How many lines in the records below contain the word "Names"? Reply with the number alone.

**STORED DATA:**
# # # # #

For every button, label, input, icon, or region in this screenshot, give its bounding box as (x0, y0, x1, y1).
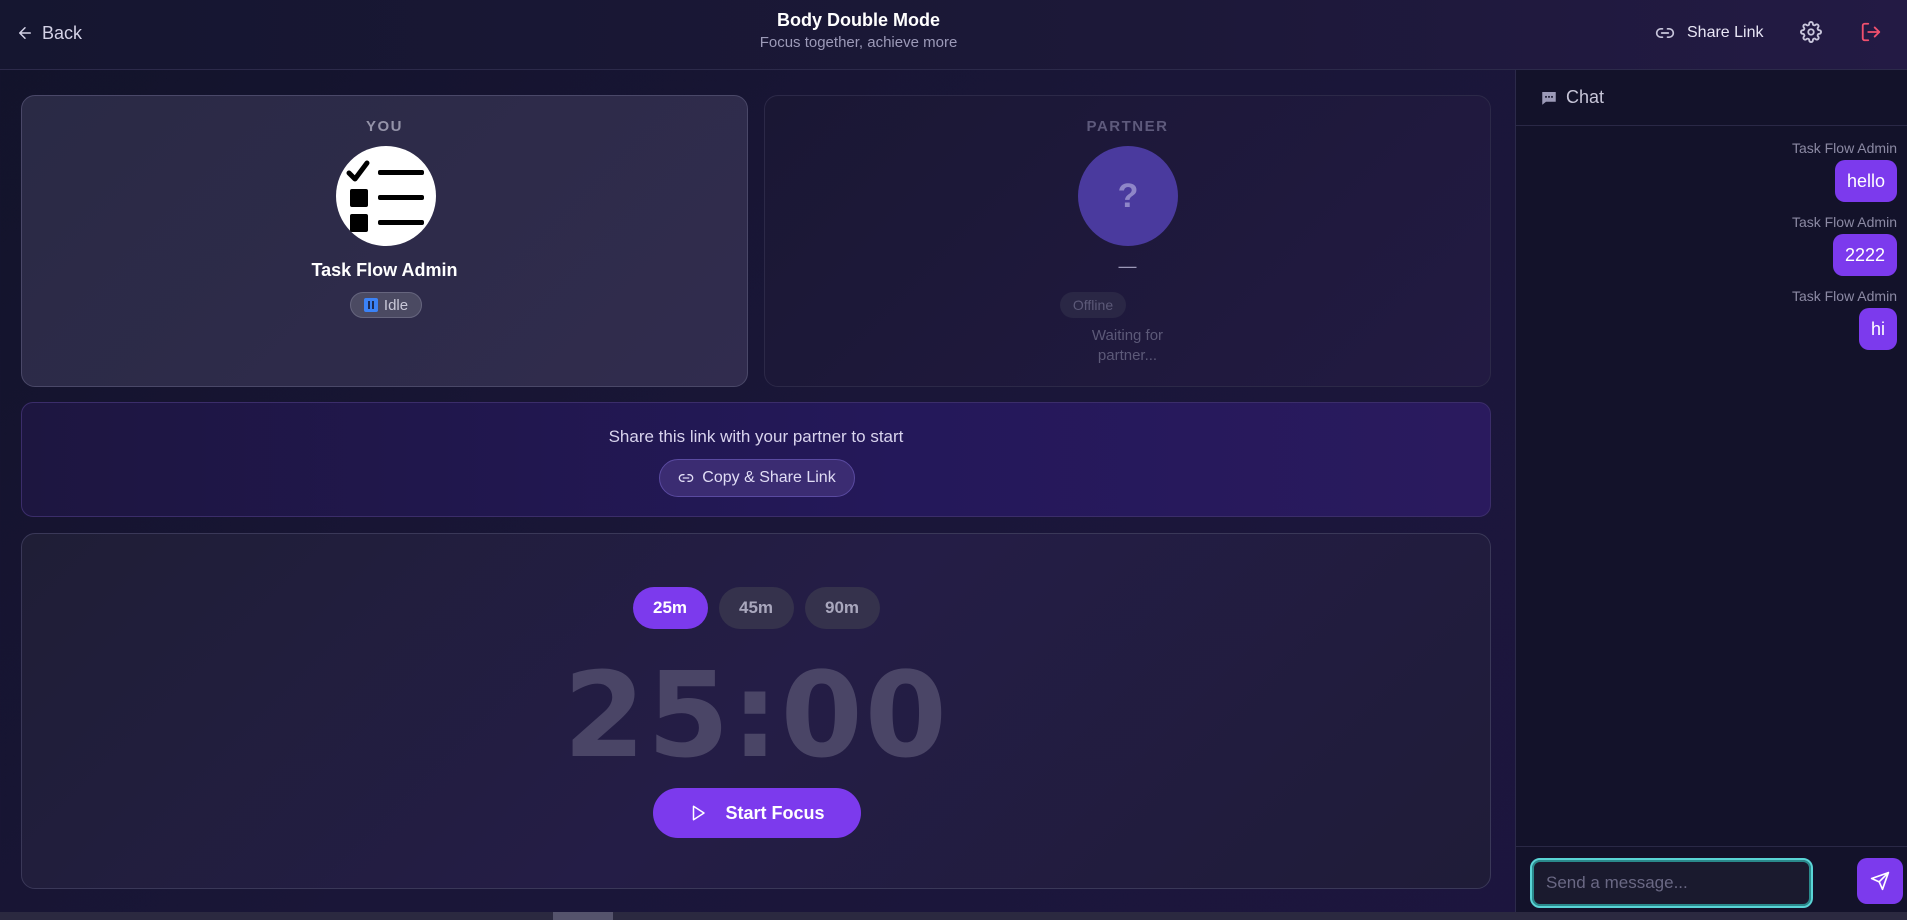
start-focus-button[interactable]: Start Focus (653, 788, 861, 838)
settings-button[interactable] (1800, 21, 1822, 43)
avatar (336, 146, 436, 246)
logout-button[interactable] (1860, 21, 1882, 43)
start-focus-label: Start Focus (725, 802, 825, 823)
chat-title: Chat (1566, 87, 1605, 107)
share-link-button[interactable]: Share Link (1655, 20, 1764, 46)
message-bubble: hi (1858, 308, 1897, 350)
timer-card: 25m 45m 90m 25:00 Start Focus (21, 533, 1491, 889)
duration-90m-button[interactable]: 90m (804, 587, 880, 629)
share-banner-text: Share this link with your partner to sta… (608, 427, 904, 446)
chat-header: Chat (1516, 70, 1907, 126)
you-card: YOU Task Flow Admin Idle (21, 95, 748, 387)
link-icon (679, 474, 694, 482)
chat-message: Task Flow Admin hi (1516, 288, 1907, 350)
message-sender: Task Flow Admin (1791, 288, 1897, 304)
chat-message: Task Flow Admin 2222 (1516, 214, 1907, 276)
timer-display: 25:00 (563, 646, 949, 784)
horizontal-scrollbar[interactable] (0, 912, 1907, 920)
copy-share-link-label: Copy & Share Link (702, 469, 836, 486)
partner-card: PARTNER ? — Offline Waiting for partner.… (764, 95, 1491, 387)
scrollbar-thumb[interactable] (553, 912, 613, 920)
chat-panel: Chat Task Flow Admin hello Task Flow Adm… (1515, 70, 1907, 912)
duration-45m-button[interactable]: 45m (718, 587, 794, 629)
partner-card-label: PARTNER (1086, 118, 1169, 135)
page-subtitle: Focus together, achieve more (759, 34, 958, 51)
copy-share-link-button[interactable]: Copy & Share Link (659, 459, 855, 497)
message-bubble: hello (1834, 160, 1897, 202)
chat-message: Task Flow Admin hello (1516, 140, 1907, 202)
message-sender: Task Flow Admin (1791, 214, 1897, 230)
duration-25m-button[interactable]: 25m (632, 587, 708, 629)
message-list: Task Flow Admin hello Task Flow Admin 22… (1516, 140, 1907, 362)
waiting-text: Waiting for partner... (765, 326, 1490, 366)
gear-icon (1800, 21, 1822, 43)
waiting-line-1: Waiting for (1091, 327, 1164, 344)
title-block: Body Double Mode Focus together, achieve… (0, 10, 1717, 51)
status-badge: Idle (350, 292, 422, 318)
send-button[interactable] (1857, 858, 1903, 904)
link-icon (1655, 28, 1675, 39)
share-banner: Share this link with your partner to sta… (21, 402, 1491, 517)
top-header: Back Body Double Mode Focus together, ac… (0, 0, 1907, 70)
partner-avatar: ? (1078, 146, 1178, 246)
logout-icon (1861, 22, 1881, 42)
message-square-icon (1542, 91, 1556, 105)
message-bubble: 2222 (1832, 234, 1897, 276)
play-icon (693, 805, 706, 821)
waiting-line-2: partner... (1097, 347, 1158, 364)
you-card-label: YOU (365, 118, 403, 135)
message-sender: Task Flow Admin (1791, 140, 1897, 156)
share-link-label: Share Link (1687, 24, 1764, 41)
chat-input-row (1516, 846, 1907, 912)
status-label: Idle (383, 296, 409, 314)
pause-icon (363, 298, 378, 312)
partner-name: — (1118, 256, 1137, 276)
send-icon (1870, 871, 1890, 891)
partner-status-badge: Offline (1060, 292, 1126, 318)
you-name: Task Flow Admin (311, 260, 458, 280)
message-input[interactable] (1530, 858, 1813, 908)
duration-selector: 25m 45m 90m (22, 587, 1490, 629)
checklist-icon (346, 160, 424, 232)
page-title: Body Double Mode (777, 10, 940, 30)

# # # # #

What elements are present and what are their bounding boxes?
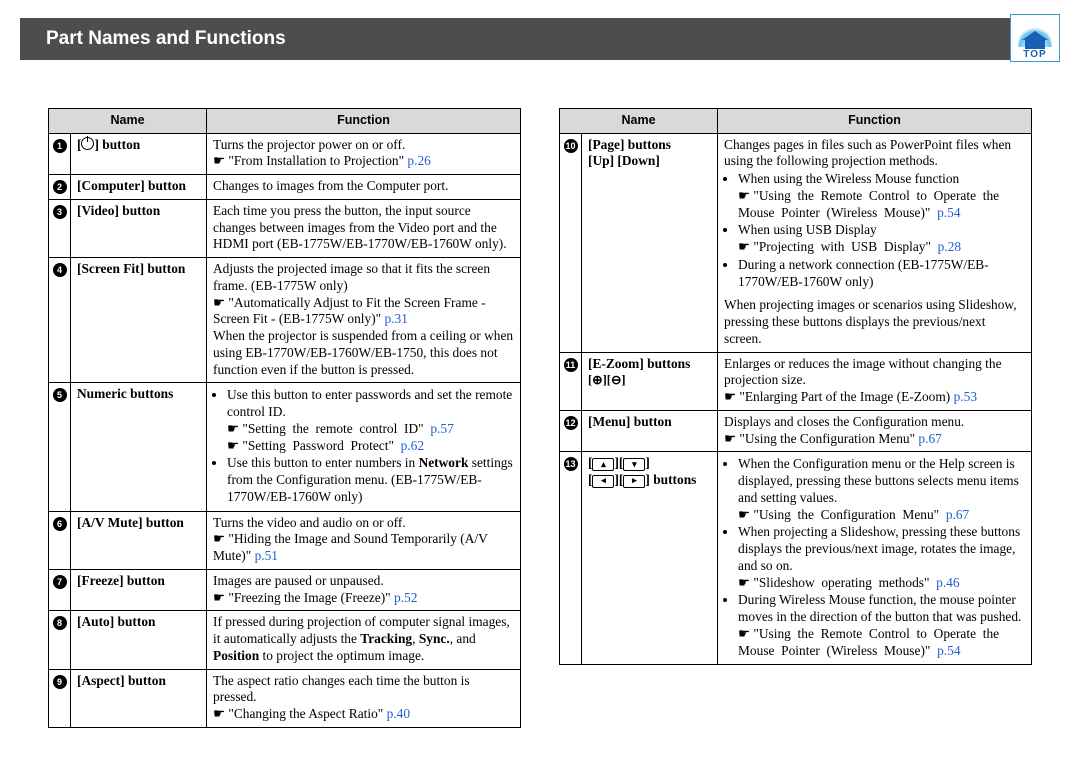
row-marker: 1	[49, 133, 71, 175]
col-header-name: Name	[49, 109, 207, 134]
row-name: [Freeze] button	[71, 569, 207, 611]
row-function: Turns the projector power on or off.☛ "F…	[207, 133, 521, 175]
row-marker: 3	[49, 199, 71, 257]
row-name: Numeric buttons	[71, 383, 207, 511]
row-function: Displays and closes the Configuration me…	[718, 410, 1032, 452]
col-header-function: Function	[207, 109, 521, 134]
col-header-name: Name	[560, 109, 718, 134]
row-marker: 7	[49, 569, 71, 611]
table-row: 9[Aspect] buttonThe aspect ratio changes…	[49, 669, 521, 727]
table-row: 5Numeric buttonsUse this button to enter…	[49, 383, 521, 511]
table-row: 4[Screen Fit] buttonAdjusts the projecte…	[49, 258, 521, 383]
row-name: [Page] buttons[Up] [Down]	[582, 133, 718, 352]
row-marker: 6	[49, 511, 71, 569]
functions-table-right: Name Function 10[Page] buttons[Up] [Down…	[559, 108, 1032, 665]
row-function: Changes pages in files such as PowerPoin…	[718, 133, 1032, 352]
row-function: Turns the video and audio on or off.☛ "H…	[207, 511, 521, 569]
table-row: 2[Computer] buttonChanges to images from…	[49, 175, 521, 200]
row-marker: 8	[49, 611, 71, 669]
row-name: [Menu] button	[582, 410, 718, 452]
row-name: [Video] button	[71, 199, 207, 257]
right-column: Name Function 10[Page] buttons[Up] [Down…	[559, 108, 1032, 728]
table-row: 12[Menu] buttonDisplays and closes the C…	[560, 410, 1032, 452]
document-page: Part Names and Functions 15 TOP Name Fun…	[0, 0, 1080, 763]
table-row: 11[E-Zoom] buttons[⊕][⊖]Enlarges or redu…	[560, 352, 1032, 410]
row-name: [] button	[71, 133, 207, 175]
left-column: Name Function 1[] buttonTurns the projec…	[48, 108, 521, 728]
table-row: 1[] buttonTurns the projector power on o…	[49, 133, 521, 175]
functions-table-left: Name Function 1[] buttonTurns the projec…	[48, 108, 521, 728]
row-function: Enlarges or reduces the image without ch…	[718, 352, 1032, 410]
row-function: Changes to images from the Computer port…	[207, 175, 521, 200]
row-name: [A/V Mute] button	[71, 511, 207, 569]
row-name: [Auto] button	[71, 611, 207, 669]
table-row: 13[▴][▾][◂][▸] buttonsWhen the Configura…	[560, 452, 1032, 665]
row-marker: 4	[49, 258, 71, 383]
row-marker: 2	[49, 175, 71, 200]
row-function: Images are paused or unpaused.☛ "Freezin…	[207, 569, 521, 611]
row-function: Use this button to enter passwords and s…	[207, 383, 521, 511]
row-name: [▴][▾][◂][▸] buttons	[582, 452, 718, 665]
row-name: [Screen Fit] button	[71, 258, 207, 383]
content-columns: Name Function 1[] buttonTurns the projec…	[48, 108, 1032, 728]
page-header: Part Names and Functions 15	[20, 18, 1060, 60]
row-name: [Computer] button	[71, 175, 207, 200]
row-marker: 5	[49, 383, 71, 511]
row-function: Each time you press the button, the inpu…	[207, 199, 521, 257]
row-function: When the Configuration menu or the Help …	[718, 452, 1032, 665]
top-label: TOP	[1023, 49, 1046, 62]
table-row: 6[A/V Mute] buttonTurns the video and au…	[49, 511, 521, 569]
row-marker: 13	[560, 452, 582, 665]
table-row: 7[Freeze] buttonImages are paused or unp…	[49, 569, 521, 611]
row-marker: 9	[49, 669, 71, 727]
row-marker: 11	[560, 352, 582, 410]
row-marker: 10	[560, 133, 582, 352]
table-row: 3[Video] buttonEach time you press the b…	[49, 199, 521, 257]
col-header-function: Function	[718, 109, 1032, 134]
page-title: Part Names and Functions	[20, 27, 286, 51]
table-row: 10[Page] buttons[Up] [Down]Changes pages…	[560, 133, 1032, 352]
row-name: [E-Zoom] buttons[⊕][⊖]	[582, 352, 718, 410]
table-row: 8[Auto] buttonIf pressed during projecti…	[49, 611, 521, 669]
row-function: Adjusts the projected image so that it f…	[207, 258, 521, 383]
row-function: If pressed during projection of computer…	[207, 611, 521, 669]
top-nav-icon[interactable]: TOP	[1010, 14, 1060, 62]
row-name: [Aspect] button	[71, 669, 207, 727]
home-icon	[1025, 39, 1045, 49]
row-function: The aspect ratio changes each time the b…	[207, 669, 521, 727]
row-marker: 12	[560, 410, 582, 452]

# # # # #

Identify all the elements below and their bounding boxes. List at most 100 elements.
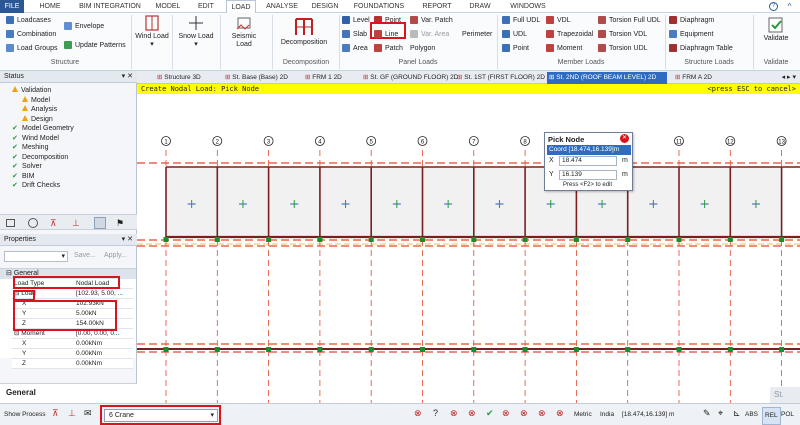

# # # # #

**RESPONSE BELOW:**
3